____ Data in this exercise
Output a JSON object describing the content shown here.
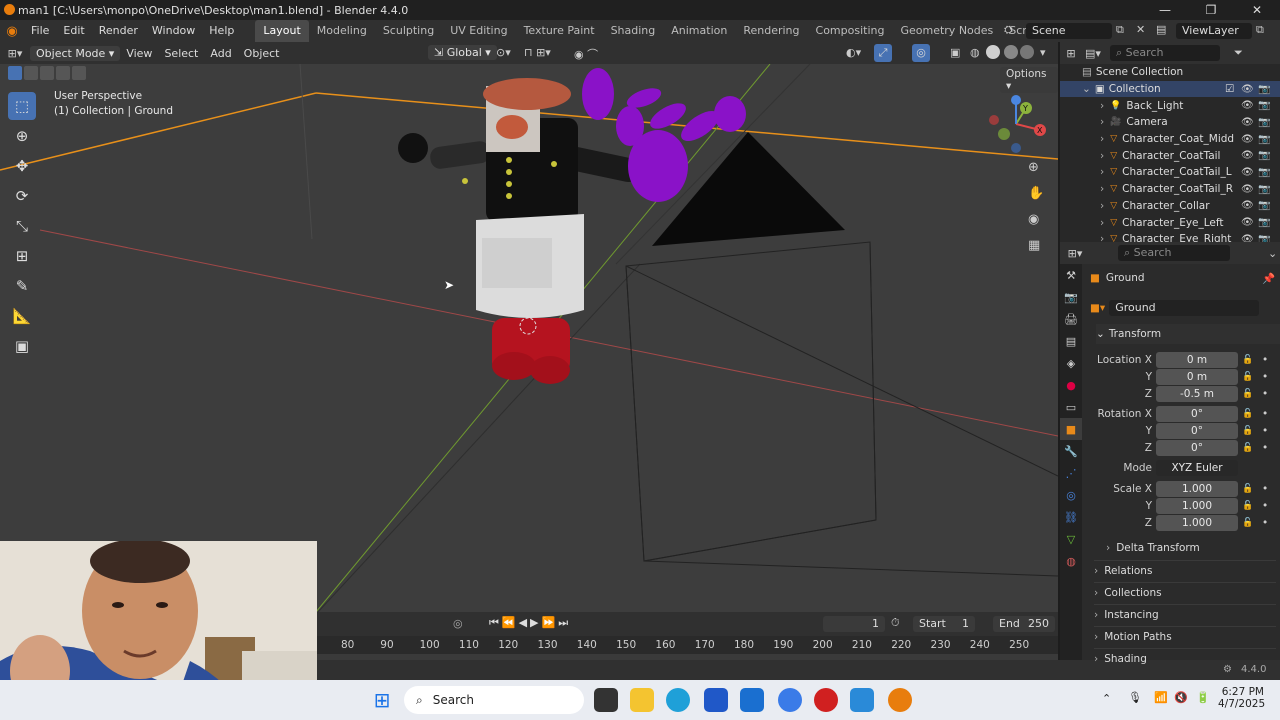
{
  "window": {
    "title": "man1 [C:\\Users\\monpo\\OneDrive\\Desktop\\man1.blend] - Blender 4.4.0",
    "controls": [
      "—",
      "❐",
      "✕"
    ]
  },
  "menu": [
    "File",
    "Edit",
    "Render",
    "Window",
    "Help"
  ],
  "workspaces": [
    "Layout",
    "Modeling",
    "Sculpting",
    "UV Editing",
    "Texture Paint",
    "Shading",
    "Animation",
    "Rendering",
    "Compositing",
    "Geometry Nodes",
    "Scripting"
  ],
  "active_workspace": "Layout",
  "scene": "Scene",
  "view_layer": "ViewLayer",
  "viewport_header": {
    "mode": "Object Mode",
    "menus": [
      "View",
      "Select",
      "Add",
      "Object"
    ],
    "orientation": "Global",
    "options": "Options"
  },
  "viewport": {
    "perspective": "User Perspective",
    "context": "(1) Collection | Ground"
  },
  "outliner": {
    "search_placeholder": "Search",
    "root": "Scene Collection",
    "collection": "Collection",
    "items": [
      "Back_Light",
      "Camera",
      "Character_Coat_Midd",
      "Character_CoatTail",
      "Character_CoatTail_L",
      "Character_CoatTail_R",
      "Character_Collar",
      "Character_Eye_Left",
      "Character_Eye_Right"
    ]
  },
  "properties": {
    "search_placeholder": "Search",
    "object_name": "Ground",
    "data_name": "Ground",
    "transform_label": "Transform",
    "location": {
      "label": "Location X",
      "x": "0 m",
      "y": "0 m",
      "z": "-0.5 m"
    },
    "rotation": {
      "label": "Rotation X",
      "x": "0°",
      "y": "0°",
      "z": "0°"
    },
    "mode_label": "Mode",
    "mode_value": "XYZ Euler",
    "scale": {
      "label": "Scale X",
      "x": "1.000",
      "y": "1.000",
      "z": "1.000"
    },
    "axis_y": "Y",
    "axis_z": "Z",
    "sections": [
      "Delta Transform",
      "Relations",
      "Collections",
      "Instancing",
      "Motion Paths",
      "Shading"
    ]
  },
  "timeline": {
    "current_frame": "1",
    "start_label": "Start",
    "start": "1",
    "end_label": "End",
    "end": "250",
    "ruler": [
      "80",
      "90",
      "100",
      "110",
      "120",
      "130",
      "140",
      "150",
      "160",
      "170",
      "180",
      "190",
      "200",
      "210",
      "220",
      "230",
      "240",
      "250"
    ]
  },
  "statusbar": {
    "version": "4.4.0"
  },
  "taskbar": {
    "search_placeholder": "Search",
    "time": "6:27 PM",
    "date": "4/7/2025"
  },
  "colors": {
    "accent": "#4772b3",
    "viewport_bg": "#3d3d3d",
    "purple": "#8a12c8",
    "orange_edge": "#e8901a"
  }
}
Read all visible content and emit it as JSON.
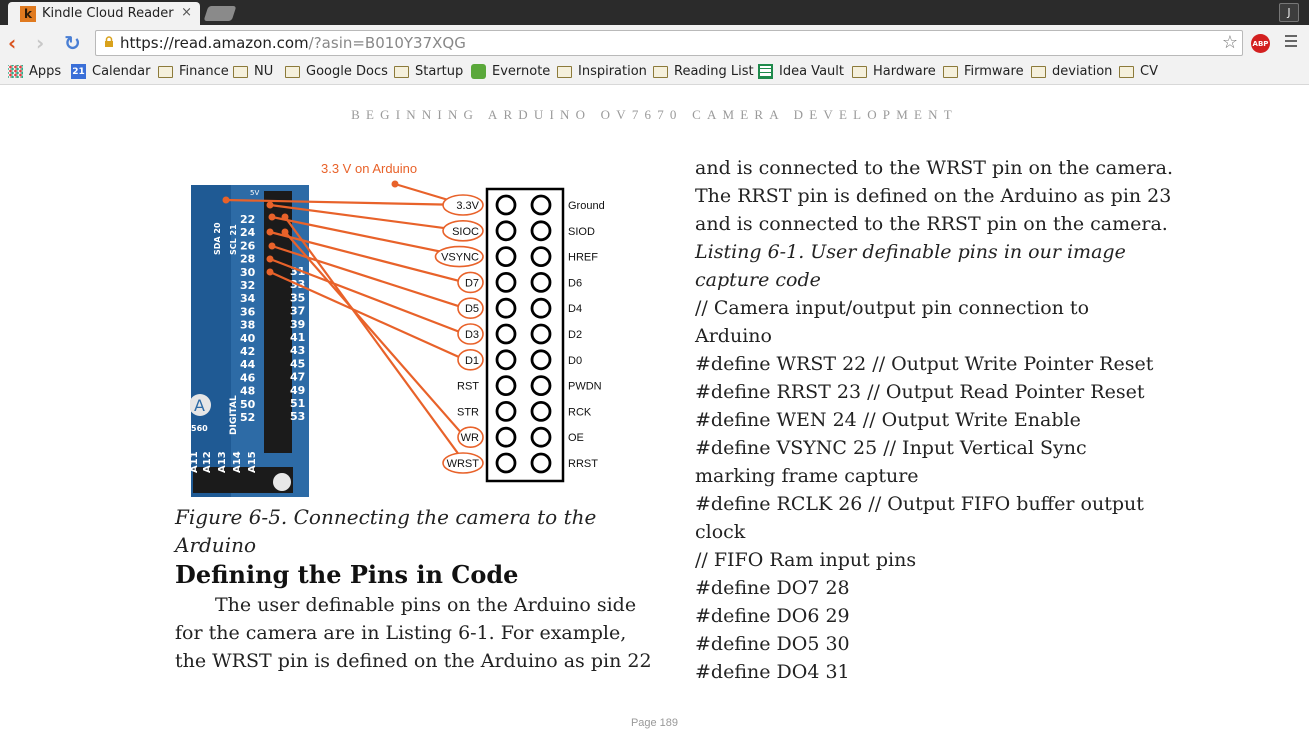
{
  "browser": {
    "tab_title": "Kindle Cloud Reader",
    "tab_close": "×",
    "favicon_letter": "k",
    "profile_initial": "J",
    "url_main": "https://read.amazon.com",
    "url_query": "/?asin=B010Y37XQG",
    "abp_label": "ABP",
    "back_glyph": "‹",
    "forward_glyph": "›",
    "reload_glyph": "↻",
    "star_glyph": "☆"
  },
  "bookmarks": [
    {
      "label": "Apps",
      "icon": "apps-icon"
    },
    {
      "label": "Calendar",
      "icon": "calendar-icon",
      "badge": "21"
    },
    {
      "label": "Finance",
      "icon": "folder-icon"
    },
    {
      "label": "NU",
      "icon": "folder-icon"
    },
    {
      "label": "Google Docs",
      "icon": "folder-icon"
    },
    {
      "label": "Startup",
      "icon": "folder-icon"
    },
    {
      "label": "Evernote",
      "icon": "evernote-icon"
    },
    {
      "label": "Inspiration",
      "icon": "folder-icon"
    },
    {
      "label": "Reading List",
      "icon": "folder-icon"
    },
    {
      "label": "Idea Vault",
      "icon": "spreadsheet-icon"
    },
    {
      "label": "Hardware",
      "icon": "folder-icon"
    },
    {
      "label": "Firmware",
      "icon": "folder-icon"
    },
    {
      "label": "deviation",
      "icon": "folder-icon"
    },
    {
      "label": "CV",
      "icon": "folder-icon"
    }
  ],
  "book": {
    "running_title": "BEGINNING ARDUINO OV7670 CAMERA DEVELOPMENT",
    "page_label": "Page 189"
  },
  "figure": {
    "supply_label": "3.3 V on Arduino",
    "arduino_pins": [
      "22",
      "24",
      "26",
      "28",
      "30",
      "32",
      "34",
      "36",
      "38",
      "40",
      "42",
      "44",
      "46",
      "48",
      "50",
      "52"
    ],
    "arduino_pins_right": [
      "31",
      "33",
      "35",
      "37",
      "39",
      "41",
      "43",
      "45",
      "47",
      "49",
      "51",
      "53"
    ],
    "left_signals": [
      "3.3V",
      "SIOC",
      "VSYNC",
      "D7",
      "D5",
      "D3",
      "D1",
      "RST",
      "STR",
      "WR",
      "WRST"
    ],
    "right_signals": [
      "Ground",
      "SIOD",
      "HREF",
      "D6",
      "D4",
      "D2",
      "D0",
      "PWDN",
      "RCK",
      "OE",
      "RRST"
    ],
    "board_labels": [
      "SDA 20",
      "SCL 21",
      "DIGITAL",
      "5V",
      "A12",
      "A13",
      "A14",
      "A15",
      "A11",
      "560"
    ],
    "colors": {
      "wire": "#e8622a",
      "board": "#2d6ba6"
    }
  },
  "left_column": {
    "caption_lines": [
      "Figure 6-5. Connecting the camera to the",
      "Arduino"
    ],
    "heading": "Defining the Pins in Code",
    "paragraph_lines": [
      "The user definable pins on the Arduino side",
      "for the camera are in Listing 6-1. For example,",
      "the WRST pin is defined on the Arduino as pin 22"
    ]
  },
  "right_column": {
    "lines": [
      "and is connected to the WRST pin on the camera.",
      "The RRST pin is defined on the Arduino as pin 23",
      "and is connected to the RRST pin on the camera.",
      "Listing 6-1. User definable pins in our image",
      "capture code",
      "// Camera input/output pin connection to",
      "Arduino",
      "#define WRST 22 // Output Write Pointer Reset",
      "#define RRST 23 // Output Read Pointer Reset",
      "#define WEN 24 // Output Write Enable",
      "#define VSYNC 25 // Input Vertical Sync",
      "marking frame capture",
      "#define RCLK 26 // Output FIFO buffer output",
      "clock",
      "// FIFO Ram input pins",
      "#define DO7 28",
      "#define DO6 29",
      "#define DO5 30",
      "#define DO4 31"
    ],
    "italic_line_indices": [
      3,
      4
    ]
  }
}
________
● **Written problem**
Your answer should be a single number: the count of lines in these records that hold the string "Transform".

● **Task answer**
2